**Exercise details:**
Tally all lines containing the word "JSON". Give the number alone.

-- Start Given data --

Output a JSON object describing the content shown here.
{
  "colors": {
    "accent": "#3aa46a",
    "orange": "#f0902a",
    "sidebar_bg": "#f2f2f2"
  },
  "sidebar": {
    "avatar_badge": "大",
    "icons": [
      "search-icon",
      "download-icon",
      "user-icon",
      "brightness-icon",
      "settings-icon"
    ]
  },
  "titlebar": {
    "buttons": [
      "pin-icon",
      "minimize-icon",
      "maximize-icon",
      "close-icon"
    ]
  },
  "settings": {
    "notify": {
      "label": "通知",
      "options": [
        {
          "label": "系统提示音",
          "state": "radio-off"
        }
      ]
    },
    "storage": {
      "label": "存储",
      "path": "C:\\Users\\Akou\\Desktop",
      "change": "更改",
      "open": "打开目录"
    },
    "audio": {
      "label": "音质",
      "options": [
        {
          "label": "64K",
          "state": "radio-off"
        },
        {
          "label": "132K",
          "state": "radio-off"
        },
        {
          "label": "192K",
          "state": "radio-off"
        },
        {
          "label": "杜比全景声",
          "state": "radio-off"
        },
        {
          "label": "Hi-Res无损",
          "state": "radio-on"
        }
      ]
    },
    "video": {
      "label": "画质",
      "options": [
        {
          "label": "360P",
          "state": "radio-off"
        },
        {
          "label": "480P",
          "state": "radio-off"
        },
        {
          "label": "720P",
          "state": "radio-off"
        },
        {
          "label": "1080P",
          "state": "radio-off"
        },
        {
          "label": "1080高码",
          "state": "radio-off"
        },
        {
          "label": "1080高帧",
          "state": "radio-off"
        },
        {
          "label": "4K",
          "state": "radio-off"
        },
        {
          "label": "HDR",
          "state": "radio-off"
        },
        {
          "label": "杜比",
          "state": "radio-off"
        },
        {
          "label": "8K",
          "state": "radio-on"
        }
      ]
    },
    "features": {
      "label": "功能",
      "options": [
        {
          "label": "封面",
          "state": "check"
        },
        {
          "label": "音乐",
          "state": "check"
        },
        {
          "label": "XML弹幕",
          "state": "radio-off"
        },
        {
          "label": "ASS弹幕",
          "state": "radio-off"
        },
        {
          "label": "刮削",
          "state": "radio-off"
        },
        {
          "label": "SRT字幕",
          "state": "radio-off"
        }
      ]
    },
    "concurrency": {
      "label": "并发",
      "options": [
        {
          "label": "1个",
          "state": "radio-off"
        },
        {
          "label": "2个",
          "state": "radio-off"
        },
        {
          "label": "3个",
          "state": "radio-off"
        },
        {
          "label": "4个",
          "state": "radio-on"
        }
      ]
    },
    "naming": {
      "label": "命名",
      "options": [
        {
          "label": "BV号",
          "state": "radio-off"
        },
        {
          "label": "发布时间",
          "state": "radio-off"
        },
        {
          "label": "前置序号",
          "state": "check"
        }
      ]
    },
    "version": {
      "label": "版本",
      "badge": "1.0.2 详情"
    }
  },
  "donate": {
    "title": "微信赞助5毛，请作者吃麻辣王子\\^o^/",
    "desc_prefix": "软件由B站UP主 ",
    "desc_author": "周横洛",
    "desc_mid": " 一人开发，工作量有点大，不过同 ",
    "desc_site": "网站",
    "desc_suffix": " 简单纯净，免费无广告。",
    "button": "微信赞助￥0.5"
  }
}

-- End Given data --
-- Start Given data --

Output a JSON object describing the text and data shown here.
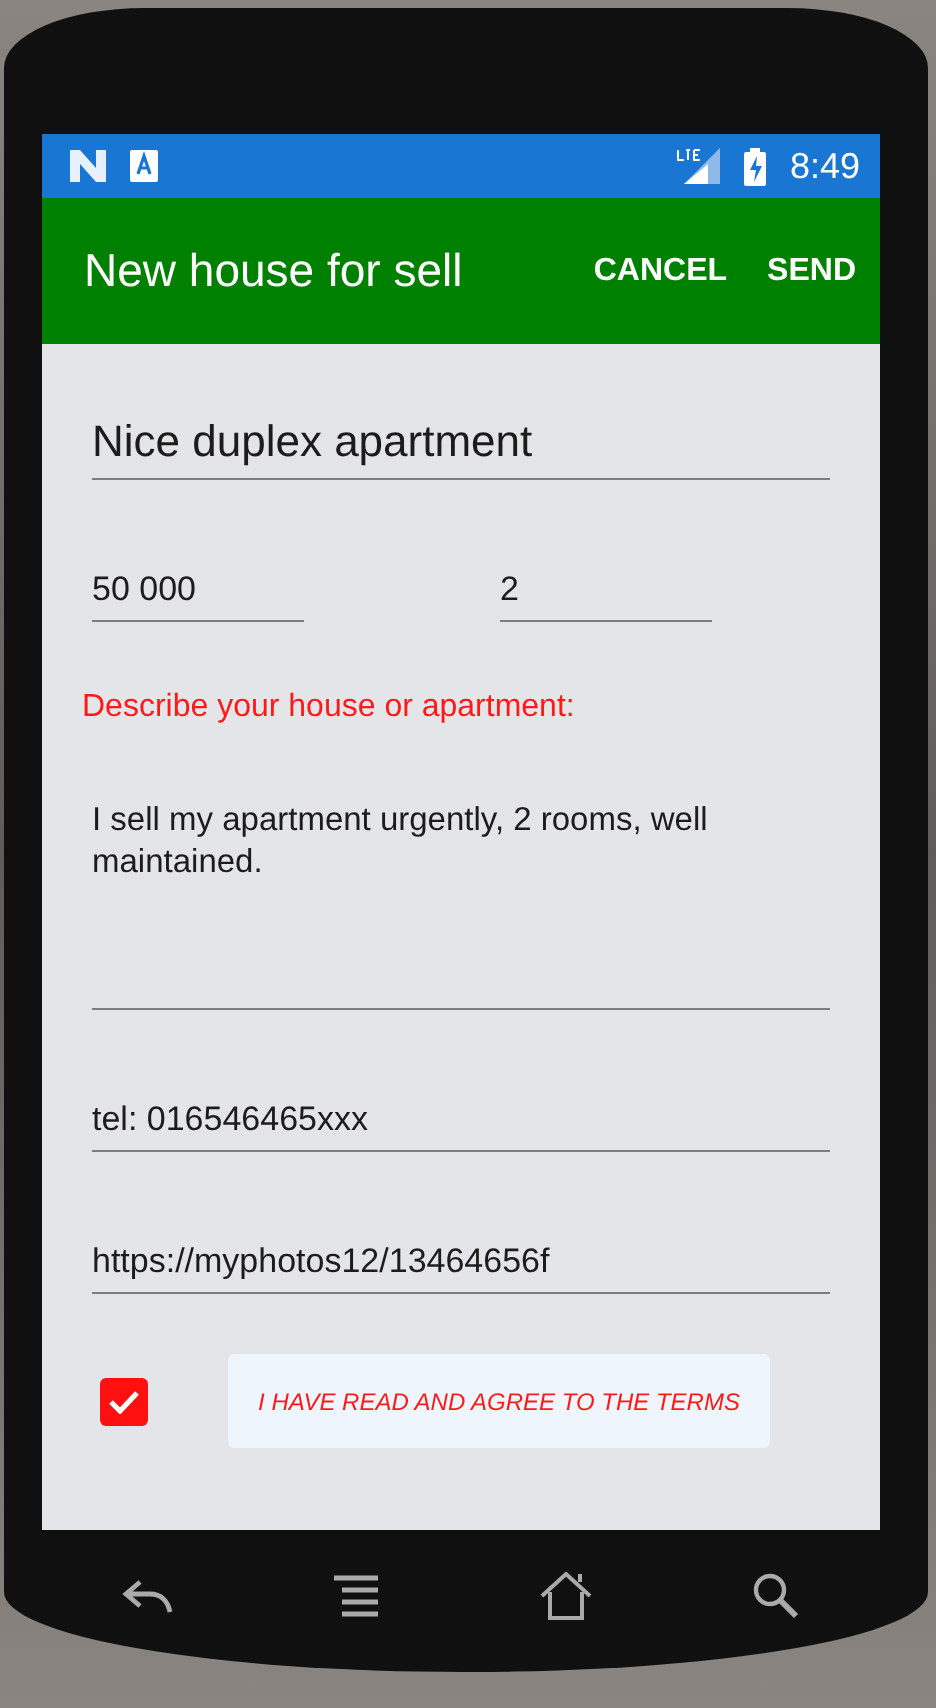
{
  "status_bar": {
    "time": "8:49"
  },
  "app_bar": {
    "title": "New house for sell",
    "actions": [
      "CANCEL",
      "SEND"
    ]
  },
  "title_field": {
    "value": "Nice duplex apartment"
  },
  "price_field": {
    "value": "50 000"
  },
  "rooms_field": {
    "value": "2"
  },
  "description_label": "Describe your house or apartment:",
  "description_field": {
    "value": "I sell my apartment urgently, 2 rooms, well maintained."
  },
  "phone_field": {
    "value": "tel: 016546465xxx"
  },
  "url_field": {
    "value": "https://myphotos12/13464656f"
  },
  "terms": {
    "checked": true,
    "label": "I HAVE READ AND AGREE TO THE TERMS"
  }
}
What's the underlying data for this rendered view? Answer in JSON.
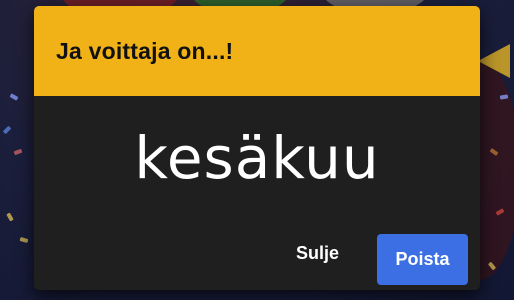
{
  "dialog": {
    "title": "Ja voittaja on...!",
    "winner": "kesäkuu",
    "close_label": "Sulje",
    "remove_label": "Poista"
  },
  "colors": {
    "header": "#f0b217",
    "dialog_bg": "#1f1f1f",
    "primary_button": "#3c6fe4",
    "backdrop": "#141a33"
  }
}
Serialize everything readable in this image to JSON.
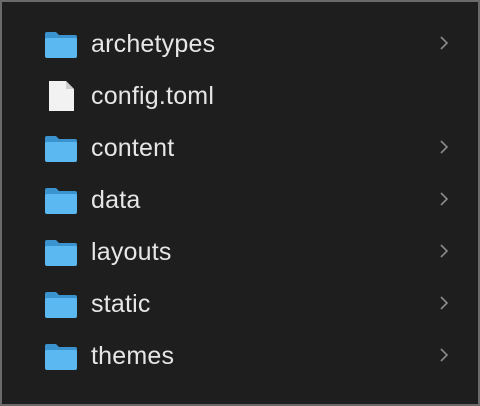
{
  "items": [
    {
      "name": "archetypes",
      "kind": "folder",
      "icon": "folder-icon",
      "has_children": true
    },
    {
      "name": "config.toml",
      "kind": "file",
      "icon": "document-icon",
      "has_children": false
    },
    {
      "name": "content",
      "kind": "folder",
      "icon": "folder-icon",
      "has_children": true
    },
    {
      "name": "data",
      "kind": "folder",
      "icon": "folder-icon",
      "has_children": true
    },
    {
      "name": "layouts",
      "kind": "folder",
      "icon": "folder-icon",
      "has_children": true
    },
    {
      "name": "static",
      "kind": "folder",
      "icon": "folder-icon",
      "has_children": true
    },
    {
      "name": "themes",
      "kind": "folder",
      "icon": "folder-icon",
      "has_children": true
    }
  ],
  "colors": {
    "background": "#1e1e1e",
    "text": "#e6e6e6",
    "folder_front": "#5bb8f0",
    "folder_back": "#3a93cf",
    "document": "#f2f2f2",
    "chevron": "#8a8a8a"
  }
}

-- End Given data --

**The result:**
4